▶ _Problem statement_:
Identify and copy all lines of the material where the string "School" is found.

┌─ Records provided

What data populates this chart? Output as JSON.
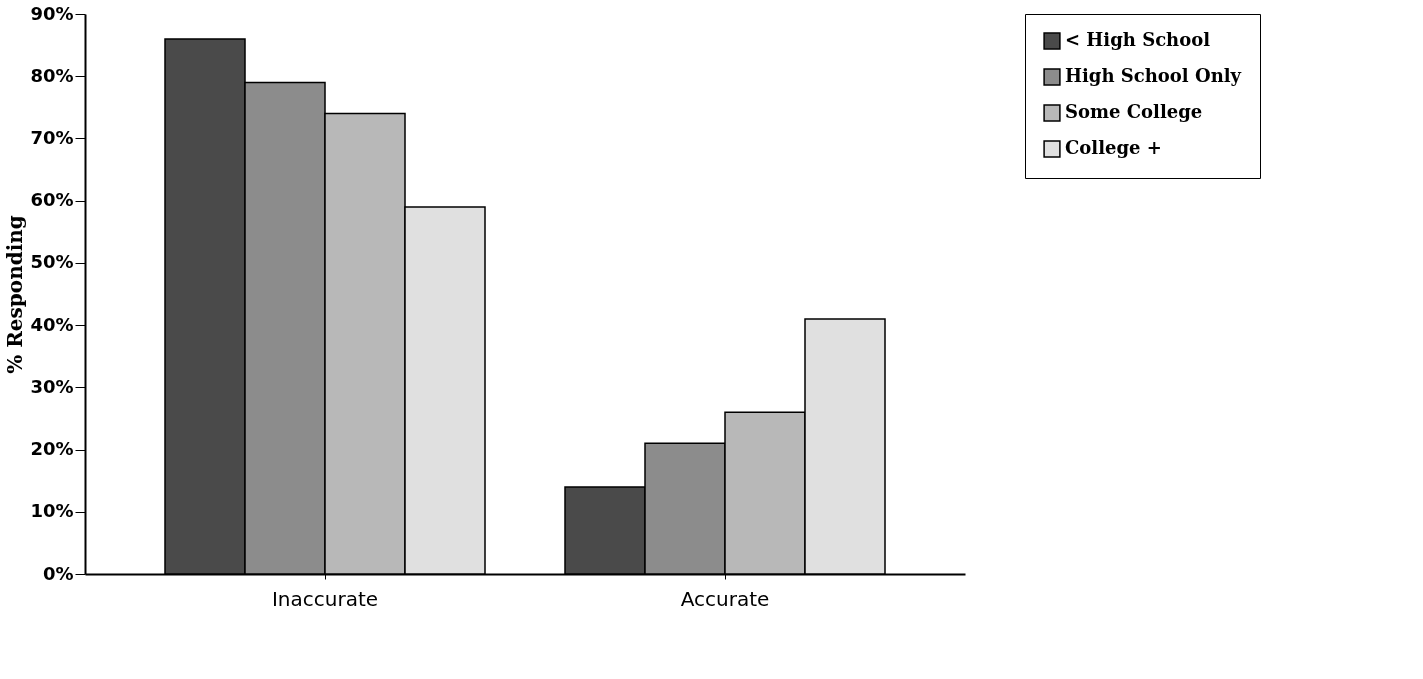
{
  "chart_data": {
    "type": "bar",
    "ylabel": "% Responding",
    "categories": [
      "Inaccurate",
      "Accurate"
    ],
    "series": [
      {
        "name": "< High School",
        "color": "#4a4a4a",
        "values": [
          86,
          14
        ]
      },
      {
        "name": "High School Only",
        "color": "#8c8c8c",
        "values": [
          79,
          21
        ]
      },
      {
        "name": "Some College",
        "color": "#b8b8b8",
        "values": [
          74,
          26
        ]
      },
      {
        "name": "College +",
        "color": "#e0e0e0",
        "values": [
          59,
          41
        ]
      }
    ],
    "ylim": [
      0,
      90
    ],
    "yticks": [
      {
        "value": 0,
        "label": "0%"
      },
      {
        "value": 10,
        "label": "10%"
      },
      {
        "value": 20,
        "label": "20%"
      },
      {
        "value": 30,
        "label": "30%"
      },
      {
        "value": 40,
        "label": "40%"
      },
      {
        "value": 50,
        "label": "50%"
      },
      {
        "value": 60,
        "label": "60%"
      },
      {
        "value": 70,
        "label": "70%"
      },
      {
        "value": 80,
        "label": "80%"
      },
      {
        "value": 90,
        "label": "90%"
      }
    ],
    "grid": false,
    "legend": "right"
  }
}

└─

▶ _Complete output_:
        "name": "< High School",
        "name": "High School Only",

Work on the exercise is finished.